Problem to solve => Reproduce word for word the lines of the records starting with the line that contains "one-click-extract-label: 一键解压 (186, 40, 235, 54)" and going on through the line that contains "tools-label: 工具 (438, 40, 463, 54)", both of those lines included. Give only those lines.

--- Records shown ---

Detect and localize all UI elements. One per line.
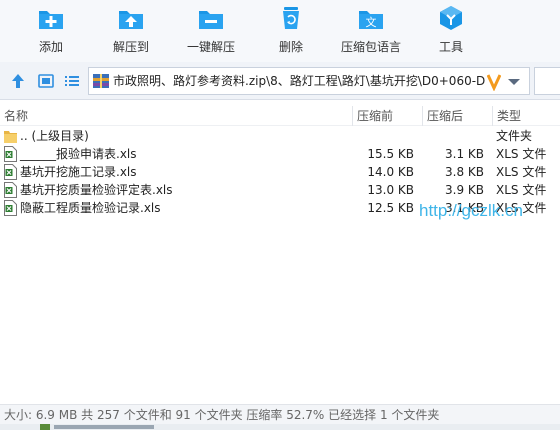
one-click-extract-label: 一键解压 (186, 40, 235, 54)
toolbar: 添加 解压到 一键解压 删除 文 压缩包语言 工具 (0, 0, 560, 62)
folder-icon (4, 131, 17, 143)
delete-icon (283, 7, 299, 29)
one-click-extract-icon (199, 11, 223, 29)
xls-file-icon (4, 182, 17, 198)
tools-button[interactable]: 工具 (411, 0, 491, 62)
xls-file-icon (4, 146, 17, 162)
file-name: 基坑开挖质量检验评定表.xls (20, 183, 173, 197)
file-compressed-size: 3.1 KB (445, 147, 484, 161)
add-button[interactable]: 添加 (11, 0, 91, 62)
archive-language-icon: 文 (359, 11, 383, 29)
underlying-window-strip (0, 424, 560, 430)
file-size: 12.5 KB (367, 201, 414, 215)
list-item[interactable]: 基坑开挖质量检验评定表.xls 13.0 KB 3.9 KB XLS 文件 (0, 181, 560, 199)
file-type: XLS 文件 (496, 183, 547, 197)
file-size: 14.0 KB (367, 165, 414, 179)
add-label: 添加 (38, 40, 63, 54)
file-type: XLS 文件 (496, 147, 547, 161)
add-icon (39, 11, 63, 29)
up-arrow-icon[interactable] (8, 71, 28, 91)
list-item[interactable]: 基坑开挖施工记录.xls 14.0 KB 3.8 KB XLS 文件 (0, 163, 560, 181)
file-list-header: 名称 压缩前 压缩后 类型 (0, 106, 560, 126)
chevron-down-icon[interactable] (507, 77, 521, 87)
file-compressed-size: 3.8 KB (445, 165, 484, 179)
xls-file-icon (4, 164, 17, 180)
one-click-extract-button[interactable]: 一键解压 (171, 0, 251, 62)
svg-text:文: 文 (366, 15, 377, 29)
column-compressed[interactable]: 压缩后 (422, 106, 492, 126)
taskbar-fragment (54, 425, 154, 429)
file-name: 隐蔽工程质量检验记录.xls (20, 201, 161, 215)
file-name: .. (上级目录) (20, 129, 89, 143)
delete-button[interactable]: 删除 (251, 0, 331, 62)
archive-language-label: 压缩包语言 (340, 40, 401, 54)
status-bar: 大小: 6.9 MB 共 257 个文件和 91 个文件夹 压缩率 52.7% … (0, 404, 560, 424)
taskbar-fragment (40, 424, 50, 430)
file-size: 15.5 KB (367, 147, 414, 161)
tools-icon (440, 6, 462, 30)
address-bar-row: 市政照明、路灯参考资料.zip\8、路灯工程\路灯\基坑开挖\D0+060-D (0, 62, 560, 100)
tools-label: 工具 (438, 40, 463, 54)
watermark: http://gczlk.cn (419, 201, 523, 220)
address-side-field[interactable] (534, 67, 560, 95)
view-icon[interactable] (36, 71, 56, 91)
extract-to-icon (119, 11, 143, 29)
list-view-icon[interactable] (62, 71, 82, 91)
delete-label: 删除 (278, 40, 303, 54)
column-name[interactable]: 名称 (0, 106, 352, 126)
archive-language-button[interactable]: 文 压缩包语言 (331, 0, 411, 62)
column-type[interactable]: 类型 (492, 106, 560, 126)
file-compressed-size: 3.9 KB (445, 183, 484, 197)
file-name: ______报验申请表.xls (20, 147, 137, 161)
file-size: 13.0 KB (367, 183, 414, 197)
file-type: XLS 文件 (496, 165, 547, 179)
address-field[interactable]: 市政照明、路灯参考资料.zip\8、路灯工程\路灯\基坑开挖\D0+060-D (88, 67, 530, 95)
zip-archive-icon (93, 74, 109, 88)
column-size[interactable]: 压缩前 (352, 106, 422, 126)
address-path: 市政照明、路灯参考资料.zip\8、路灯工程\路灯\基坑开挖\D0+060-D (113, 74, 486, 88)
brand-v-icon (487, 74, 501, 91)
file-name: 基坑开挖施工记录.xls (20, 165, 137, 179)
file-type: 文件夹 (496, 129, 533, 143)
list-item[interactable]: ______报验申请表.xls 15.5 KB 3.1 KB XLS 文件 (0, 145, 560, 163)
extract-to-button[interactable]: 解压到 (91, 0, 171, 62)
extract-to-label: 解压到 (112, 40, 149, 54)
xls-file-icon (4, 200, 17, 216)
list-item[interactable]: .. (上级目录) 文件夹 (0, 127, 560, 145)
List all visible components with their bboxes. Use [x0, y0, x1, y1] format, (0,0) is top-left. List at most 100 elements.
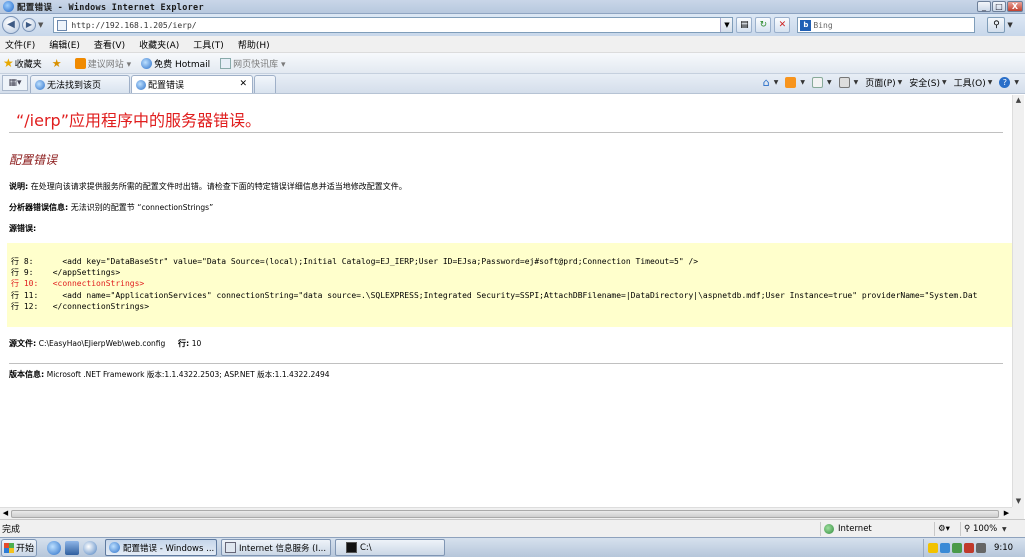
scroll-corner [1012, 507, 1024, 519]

---

Task result =>
one-click-extract-label: 一键解压 (186, 40, 235, 54)
toolbar: 添加 解压到 一键解压 删除 文 压缩包语言 工具 (0, 0, 560, 62)
folder-icon (4, 131, 17, 143)
delete-icon (283, 7, 299, 29)
one-click-extract-icon (199, 11, 223, 29)
xls-file-icon (4, 182, 17, 198)
tools-button[interactable]: 工具 (411, 0, 491, 62)
xls-file-icon (4, 146, 17, 162)
file-name: 基坑开挖质量检验评定表.xls (20, 183, 173, 197)
file-compressed-size: 3.1 KB (445, 147, 484, 161)
add-button[interactable]: 添加 (11, 0, 91, 62)
archive-language-icon: 文 (359, 11, 383, 29)
underlying-window-strip (0, 424, 560, 430)
file-size: 12.5 KB (367, 201, 414, 215)
list-item[interactable]: 基坑开挖质量检验评定表.xls 13.0 KB 3.9 KB XLS 文件 (0, 181, 560, 199)
file-type: XLS 文件 (496, 183, 547, 197)
file-size: 14.0 KB (367, 165, 414, 179)
add-label: 添加 (38, 40, 63, 54)
file-type: XLS 文件 (496, 147, 547, 161)
add-icon (39, 11, 63, 29)
up-arrow-icon[interactable] (8, 71, 28, 91)
list-item[interactable]: 基坑开挖施工记录.xls 14.0 KB 3.8 KB XLS 文件 (0, 163, 560, 181)
file-list-header: 名称 压缩前 压缩后 类型 (0, 106, 560, 126)
chevron-down-icon[interactable] (507, 77, 521, 87)
file-compressed-size: 3.8 KB (445, 165, 484, 179)
xls-file-icon (4, 164, 17, 180)
one-click-extract-button[interactable]: 一键解压 (171, 0, 251, 62)
svg-text:文: 文 (366, 15, 377, 29)
column-compressed[interactable]: 压缩后 (422, 106, 492, 126)
taskbar-fragment (54, 425, 154, 429)
file-name: 隐蔽工程质量检验记录.xls (20, 201, 161, 215)
file-name: .. (上级目录) (20, 129, 89, 143)
delete-button[interactable]: 删除 (251, 0, 331, 62)
archive-language-label: 压缩包语言 (340, 40, 401, 54)
status-bar: 大小: 6.9 MB 共 257 个文件和 91 个文件夹 压缩率 52.7% … (0, 404, 560, 424)
taskbar-fragment (40, 424, 50, 430)
file-size: 15.5 KB (367, 147, 414, 161)
tools-icon (440, 6, 462, 30)
address-bar-row: 市政照明、路灯参考资料.zip\8、路灯工程\路灯\基坑开挖\D0+060-D (0, 62, 560, 100)
tools-label: 工具 (438, 40, 463, 54)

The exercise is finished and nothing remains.